[Recorded data]
--- BEGIN ---

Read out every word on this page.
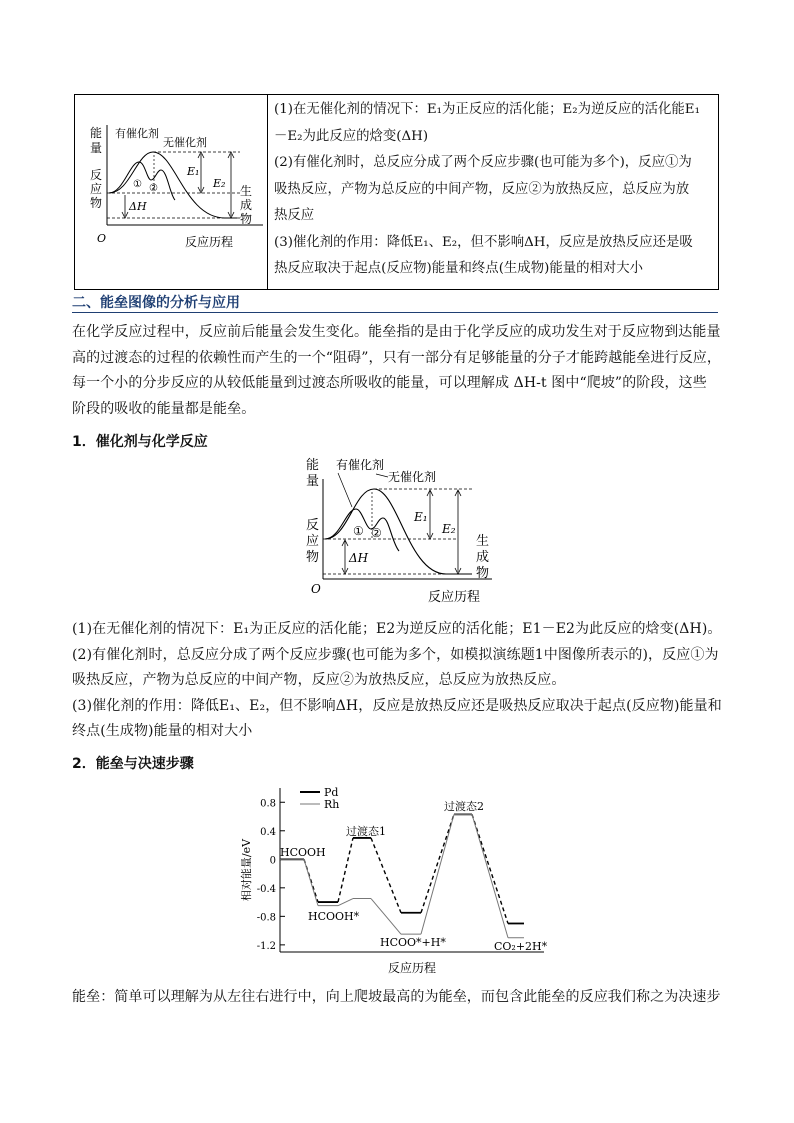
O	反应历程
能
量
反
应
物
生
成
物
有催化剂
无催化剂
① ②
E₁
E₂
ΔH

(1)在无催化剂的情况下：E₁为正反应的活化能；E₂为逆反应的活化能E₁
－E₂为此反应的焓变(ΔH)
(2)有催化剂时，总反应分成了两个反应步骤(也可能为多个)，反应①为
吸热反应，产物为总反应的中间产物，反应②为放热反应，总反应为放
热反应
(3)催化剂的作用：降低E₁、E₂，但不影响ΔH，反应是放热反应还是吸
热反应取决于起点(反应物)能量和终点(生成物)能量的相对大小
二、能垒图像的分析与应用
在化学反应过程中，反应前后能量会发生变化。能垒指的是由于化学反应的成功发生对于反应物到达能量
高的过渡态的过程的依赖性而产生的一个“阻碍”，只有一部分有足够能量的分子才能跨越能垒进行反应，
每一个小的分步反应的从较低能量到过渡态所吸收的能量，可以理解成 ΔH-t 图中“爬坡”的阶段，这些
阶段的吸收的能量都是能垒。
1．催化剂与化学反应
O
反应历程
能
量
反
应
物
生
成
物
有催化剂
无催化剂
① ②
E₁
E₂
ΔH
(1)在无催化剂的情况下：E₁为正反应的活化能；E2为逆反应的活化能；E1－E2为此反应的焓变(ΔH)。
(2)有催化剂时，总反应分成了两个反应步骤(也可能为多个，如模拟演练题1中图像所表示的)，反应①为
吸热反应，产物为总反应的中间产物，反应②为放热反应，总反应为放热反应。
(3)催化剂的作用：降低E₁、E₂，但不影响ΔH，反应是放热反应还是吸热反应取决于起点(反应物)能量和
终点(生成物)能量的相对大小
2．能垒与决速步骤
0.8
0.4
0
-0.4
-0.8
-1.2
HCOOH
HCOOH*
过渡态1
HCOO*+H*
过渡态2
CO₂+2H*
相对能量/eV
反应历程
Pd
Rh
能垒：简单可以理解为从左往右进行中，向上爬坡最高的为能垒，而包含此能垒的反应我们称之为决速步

--- END ---

→ Directions for this task
Each line of the data that includes the word "在无催化剂的情况下" counts once; report the total and nothing more.

→ Response to this exercise
2